**The task:** Provide an exact transcription of all the records.

(Stored dataset items)
"""
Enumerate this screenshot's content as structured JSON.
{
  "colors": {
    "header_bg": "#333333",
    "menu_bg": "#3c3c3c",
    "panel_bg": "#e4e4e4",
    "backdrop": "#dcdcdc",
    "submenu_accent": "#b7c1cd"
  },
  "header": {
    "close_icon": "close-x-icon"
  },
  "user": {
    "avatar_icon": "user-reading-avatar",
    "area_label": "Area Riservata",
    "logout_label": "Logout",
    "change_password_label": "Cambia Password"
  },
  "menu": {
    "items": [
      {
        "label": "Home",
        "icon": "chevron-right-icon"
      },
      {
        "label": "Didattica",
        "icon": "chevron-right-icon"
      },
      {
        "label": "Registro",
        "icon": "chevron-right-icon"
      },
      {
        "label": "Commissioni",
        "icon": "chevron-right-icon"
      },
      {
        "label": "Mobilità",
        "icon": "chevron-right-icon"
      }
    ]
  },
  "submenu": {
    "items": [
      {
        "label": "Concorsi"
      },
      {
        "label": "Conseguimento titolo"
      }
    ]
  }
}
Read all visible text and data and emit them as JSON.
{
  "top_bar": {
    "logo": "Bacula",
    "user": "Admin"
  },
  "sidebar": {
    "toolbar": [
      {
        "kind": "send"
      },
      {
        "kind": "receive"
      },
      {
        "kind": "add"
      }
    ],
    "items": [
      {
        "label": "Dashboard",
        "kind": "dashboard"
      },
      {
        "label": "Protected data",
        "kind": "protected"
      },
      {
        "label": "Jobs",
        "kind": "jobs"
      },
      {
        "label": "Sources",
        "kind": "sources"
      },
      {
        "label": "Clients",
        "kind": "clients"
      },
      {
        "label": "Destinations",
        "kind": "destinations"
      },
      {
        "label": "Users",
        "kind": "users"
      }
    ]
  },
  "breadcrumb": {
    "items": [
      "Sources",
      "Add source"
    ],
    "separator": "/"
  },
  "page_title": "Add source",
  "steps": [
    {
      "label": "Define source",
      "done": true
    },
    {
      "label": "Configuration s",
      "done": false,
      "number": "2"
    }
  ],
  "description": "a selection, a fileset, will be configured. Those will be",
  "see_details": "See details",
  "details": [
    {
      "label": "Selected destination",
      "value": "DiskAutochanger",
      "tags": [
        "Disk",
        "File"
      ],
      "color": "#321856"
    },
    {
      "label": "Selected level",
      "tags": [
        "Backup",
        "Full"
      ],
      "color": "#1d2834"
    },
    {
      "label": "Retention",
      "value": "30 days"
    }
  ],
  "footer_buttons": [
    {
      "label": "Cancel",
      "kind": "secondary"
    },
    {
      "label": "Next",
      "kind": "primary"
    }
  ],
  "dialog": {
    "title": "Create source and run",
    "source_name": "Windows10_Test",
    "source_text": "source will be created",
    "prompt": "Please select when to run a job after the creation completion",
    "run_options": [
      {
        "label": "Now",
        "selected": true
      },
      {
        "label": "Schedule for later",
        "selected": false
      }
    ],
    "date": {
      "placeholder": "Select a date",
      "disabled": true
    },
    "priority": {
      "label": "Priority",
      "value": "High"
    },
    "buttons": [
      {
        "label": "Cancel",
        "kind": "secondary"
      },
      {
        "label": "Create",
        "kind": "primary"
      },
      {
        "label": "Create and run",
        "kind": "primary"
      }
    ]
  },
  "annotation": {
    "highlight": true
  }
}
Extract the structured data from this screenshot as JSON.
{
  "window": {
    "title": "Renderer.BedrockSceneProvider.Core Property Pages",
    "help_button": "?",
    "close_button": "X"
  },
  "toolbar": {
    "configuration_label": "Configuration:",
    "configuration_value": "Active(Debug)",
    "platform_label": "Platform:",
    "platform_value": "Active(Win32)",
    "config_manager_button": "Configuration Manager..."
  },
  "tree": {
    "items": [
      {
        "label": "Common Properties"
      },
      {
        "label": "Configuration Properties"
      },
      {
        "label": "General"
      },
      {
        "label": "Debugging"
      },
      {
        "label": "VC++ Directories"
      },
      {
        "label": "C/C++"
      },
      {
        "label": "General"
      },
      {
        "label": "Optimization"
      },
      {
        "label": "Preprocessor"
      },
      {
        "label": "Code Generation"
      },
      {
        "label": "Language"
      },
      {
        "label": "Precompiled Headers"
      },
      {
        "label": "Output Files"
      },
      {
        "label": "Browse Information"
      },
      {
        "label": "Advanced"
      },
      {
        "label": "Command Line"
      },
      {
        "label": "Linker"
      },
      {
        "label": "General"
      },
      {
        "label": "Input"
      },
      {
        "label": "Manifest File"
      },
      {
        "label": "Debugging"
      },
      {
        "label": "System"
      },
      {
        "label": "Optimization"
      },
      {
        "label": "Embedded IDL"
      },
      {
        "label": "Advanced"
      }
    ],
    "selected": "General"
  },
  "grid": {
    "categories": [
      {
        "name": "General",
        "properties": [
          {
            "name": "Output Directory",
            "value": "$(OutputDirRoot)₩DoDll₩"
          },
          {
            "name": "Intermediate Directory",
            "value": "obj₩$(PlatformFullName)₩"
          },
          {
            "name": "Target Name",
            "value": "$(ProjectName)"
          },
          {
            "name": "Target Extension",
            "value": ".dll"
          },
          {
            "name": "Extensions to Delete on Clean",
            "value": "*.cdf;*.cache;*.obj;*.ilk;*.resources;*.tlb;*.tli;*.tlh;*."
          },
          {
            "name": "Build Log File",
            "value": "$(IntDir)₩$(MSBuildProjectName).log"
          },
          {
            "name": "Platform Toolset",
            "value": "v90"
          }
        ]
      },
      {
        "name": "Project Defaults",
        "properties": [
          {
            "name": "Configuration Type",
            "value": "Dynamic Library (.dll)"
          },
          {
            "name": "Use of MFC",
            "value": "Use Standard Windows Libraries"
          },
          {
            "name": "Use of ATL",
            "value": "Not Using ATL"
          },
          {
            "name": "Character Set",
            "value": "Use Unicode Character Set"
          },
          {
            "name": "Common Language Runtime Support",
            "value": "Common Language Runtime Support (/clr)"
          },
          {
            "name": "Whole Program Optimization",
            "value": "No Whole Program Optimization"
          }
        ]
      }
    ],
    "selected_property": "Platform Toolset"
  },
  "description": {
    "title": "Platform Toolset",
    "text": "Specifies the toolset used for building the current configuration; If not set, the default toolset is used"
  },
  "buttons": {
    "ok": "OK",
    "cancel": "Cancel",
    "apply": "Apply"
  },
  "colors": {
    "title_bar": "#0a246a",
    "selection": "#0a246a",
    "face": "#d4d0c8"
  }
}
"""
**Answer to this exercise:**
Enumerate this screenshot's content as structured JSON.
{
  "colors": {
    "header_bg": "#333333",
    "menu_bg": "#3c3c3c",
    "panel_bg": "#e4e4e4",
    "backdrop": "#dcdcdc",
    "submenu_accent": "#b7c1cd"
  },
  "header": {
    "close_icon": "close-x-icon"
  },
  "user": {
    "avatar_icon": "user-reading-avatar",
    "area_label": "Area Riservata",
    "logout_label": "Logout",
    "change_password_label": "Cambia Password"
  },
  "menu": {
    "items": [
      {
        "label": "Home",
        "icon": "chevron-right-icon"
      },
      {
        "label": "Didattica",
        "icon": "chevron-right-icon"
      },
      {
        "label": "Registro",
        "icon": "chevron-right-icon"
      },
      {
        "label": "Commissioni",
        "icon": "chevron-right-icon"
      },
      {
        "label": "Mobilità",
        "icon": "chevron-right-icon"
      }
    ]
  },
  "submenu": {
    "items": [
      {
        "label": "Concorsi"
      },
      {
        "label": "Conseguimento titolo"
      }
    ]
  }
}
Read all visible text and data and emit them as JSON.
{
  "top_bar": {
    "logo": "Bacula",
    "user": "Admin"
  },
  "sidebar": {
    "toolbar": [
      {
        "kind": "send"
      },
      {
        "kind": "receive"
      },
      {
        "kind": "add"
      }
    ],
    "items": [
      {
        "label": "Dashboard",
        "kind": "dashboard"
      },
      {
        "label": "Protected data",
        "kind": "protected"
      },
      {
        "label": "Jobs",
        "kind": "jobs"
      },
      {
        "label": "Sources",
        "kind": "sources"
      },
      {
        "label": "Clients",
        "kind": "clients"
      },
      {
        "label": "Destinations",
        "kind": "destinations"
      },
      {
        "label": "Users",
        "kind": "users"
      }
    ]
  },
  "breadcrumb": {
    "items": [
      "Sources",
      "Add source"
    ],
    "separator": "/"
  },
  "page_title": "Add source",
  "steps": [
    {
      "label": "Define source",
      "done": true
    },
    {
      "label": "Configuration s",
      "done": false,
      "number": "2"
    }
  ],
  "description": "a selection, a fileset, will be configured. Those will be",
  "see_details": "See details",
  "details": [
    {
      "label": "Selected destination",
      "value": "DiskAutochanger",
      "tags": [
        "Disk",
        "File"
      ],
      "color": "#321856"
    },
    {
      "label": "Selected level",
      "tags": [
        "Backup",
        "Full"
      ],
      "color": "#1d2834"
    },
    {
      "label": "Retention",
      "value": "30 days"
    }
  ],
  "footer_buttons": [
    {
      "label": "Cancel",
      "kind": "secondary"
    },
    {
      "label": "Next",
      "kind": "primary"
    }
  ],
  "dialog": {
    "title": "Create source and run",
    "source_name": "Windows10_Test",
    "source_text": "source will be created",
    "prompt": "Please select when to run a job after the creation completion",
    "run_options": [
      {
        "label": "Now",
        "selected": true
      },
      {
        "label": "Schedule for later",
        "selected": false
      }
    ],
    "date": {
      "placeholder": "Select a date",
      "disabled": true
    },
    "priority": {
      "label": "Priority",
      "value": "High"
    },
    "buttons": [
      {
        "label": "Cancel",
        "kind": "secondary"
      },
      {
        "label": "Create",
        "kind": "primary"
      },
      {
        "label": "Create and run",
        "kind": "primary"
      }
    ]
  },
  "annotation": {
    "highlight": true
  }
}
Extract the structured data from this screenshot as JSON.
{
  "window": {
    "title": "Renderer.BedrockSceneProvider.Core Property Pages",
    "help_button": "?",
    "close_button": "X"
  },
  "toolbar": {
    "configuration_label": "Configuration:",
    "configuration_value": "Active(Debug)",
    "platform_label": "Platform:",
    "platform_value": "Active(Win32)",
    "config_manager_button": "Configuration Manager..."
  },
  "tree": {
    "items": [
      {
        "label": "Common Properties"
      },
      {
        "label": "Configuration Properties"
      },
      {
        "label": "General"
      },
      {
        "label": "Debugging"
      },
      {
        "label": "VC++ Directories"
      },
      {
        "label": "C/C++"
      },
      {
        "label": "General"
      },
      {
        "label": "Optimization"
      },
      {
        "label": "Preprocessor"
      },
      {
        "label": "Code Generation"
      },
      {
        "label": "Language"
      },
      {
        "label": "Precompiled Headers"
      },
      {
        "label": "Output Files"
      },
      {
        "label": "Browse Information"
      },
      {
        "label": "Advanced"
      },
      {
        "label": "Command Line"
      },
      {
        "label": "Linker"
      },
      {
        "label": "General"
      },
      {
        "label": "Input"
      },
      {
        "label": "Manifest File"
      },
      {
        "label": "Debugging"
      },
      {
        "label": "System"
      },
      {
        "label": "Optimization"
      },
      {
        "label": "Embedded IDL"
      },
      {
        "label": "Advanced"
      }
    ],
    "selected": "General"
  },
  "grid": {
    "categories": [
      {
        "name": "General",
        "properties": [
          {
            "name": "Output Directory",
            "value": "$(OutputDirRoot)₩DoDll₩"
          },
          {
            "name": "Intermediate Directory",
            "value": "obj₩$(PlatformFullName)₩"
          },
          {
            "name": "Target Name",
            "value": "$(ProjectName)"
          },
          {
            "name": "Target Extension",
            "value": ".dll"
          },
          {
            "name": "Extensions to Delete on Clean",
            "value": "*.cdf;*.cache;*.obj;*.ilk;*.resources;*.tlb;*.tli;*.tlh;*."
          },
          {
            "name": "Build Log File",
            "value": "$(IntDir)₩$(MSBuildProjectName).log"
          },
          {
            "name": "Platform Toolset",
            "value": "v90"
          }
        ]
      },
      {
        "name": "Project Defaults",
        "properties": [
          {
            "name": "Configuration Type",
            "value": "Dynamic Library (.dll)"
          },
          {
            "name": "Use of MFC",
            "value": "Use Standard Windows Libraries"
          },
          {
            "name": "Use of ATL",
            "value": "Not Using ATL"
          },
          {
            "name": "Character Set",
            "value": "Use Unicode Character Set"
          },
          {
            "name": "Common Language Runtime Support",
            "value": "Common Language Runtime Support (/clr)"
          },
          {
            "name": "Whole Program Optimization",
            "value": "No Whole Program Optimization"
          }
        ]
      }
    ],
    "selected_property": "Platform Toolset"
  },
  "description": {
    "title": "Platform Toolset",
    "text": "Specifies the toolset used for building the current configuration; If not set, the default toolset is used"
  },
  "buttons": {
    "ok": "OK",
    "cancel": "Cancel",
    "apply": "Apply"
  },
  "colors": {
    "title_bar": "#0a246a",
    "selection": "#0a246a",
    "face": "#d4d0c8"
  }
}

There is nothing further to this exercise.